Show each line of the data below that has the string "name" in it.
____________________
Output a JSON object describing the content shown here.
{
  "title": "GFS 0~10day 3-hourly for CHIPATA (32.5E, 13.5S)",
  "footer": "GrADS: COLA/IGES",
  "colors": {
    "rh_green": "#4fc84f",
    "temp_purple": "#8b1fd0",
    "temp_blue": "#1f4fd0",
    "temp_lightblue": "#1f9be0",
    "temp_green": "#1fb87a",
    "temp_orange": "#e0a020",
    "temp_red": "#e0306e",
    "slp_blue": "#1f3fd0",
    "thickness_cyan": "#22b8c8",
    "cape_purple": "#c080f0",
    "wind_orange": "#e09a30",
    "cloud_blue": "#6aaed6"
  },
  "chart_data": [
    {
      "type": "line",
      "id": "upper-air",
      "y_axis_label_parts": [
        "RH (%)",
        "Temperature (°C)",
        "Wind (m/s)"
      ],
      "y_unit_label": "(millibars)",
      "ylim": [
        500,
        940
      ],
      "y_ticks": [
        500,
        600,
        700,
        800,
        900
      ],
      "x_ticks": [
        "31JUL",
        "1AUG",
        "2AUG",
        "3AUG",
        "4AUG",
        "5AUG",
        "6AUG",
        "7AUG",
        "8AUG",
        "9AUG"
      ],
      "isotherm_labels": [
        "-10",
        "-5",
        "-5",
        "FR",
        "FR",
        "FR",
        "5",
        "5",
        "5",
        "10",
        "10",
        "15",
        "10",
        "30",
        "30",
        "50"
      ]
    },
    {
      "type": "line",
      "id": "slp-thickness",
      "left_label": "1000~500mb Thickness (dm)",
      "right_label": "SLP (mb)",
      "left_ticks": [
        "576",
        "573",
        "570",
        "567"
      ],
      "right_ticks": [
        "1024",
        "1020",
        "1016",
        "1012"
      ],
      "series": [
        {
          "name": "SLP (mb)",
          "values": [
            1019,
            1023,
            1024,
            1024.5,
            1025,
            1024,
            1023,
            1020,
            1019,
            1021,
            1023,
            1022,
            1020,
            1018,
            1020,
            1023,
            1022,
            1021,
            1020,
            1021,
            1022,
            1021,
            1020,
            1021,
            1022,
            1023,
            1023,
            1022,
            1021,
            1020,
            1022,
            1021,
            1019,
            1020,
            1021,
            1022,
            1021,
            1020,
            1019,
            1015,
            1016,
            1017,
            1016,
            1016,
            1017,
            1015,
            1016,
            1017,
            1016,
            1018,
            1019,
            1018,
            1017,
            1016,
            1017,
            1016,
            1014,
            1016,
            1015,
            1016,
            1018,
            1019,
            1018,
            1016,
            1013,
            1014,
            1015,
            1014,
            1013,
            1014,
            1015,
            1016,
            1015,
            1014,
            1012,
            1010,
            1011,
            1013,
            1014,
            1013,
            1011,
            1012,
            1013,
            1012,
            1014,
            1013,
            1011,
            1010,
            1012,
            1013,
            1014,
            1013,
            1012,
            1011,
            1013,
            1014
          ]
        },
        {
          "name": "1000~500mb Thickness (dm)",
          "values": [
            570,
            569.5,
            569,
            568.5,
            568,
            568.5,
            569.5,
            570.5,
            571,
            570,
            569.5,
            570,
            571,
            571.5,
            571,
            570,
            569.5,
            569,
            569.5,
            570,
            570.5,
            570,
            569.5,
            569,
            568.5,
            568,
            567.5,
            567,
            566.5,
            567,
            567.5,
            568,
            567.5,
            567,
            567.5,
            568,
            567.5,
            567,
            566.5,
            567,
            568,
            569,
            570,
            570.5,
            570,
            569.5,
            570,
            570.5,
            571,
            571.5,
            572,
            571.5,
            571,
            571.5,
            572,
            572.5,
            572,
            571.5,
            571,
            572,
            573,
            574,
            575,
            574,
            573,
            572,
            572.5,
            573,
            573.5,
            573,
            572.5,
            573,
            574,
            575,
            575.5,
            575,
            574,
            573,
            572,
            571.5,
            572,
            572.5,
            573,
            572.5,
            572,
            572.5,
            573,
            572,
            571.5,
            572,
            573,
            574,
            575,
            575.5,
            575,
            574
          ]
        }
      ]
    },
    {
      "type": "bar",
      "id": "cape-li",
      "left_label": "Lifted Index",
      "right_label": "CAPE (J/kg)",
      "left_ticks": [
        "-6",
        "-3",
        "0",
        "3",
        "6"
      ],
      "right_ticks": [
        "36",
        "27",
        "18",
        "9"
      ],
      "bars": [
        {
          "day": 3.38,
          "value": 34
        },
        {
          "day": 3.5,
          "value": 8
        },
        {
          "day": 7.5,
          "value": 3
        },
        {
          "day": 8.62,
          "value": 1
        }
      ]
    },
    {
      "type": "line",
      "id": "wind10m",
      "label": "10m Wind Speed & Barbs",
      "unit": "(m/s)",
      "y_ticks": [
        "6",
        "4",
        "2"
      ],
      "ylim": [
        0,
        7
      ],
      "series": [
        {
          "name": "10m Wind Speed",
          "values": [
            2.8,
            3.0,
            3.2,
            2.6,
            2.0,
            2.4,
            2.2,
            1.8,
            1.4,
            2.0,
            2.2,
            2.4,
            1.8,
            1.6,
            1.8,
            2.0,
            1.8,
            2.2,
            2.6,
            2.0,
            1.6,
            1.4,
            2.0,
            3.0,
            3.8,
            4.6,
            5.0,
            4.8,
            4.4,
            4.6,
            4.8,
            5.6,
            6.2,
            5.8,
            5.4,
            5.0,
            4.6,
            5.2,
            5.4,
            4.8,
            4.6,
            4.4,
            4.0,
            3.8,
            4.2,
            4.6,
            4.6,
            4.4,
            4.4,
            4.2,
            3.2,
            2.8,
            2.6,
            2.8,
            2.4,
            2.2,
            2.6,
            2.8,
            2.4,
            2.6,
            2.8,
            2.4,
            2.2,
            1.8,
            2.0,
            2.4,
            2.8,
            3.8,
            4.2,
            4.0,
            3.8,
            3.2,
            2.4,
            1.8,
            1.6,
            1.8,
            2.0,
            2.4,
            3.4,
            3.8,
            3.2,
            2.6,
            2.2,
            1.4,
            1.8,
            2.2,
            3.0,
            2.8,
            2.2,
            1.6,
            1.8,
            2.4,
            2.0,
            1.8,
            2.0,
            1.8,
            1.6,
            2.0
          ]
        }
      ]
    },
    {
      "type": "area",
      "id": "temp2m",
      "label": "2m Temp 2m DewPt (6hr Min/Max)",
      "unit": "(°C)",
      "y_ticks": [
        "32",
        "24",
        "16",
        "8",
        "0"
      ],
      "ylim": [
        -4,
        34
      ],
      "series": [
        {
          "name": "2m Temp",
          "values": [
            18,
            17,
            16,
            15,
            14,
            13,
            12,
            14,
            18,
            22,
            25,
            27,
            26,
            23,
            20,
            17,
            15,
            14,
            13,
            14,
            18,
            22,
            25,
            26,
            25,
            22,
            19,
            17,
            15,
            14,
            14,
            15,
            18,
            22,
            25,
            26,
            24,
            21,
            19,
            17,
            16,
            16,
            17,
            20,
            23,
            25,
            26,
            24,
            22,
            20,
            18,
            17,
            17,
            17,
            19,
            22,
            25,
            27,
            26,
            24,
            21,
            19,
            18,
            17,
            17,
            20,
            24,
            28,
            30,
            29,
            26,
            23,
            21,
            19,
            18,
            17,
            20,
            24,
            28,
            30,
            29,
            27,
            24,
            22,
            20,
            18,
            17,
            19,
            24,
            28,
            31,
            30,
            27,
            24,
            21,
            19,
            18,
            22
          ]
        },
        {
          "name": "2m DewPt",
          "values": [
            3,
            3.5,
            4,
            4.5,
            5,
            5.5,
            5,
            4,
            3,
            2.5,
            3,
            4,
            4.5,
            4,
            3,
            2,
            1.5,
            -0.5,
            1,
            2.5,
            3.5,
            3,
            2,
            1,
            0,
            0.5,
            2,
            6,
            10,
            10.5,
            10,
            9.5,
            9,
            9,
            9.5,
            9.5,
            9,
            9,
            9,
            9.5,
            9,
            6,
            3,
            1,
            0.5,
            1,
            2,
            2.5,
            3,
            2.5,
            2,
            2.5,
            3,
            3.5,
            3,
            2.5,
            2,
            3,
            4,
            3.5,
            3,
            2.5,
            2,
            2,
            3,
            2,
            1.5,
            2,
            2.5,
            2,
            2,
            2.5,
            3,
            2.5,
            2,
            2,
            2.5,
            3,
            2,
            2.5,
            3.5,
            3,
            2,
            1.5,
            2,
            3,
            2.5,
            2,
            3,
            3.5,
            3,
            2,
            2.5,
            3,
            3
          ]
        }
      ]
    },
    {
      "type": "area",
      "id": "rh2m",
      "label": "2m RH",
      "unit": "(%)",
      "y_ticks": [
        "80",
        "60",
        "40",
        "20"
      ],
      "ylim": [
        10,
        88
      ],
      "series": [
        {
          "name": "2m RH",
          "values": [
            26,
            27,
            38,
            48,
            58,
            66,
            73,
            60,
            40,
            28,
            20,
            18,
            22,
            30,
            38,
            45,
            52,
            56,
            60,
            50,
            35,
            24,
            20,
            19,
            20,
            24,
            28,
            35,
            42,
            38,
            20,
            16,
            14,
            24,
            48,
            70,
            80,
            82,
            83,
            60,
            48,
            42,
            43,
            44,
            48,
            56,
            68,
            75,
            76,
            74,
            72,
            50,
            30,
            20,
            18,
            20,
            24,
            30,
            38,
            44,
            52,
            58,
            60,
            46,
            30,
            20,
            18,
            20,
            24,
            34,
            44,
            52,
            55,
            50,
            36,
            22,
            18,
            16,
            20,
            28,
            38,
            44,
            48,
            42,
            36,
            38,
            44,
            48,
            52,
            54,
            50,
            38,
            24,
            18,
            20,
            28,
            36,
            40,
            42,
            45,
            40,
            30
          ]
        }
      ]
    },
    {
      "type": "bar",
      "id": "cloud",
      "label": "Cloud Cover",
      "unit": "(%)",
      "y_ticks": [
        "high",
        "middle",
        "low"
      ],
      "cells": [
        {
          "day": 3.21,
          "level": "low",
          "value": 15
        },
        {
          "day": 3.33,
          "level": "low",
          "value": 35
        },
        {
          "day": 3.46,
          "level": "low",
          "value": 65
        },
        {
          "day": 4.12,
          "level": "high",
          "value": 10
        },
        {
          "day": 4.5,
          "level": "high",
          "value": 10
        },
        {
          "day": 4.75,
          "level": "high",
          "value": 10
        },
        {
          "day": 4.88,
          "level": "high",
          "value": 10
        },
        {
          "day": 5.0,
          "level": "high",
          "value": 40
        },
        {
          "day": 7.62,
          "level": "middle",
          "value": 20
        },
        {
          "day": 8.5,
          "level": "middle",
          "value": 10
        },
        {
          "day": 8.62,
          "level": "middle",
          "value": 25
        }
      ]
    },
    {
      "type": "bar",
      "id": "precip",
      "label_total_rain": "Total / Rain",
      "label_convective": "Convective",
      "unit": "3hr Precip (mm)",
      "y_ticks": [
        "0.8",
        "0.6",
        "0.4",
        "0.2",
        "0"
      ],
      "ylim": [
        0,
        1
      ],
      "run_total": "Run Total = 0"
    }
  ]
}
____________________
## Reply:
          "name": "SLP (mb)",
          "name": "1000~500mb Thickness (dm)",
          "name": "10m Wind Speed",
          "name": "2m Temp",
          "name": "2m DewPt",
          "name": "2m RH",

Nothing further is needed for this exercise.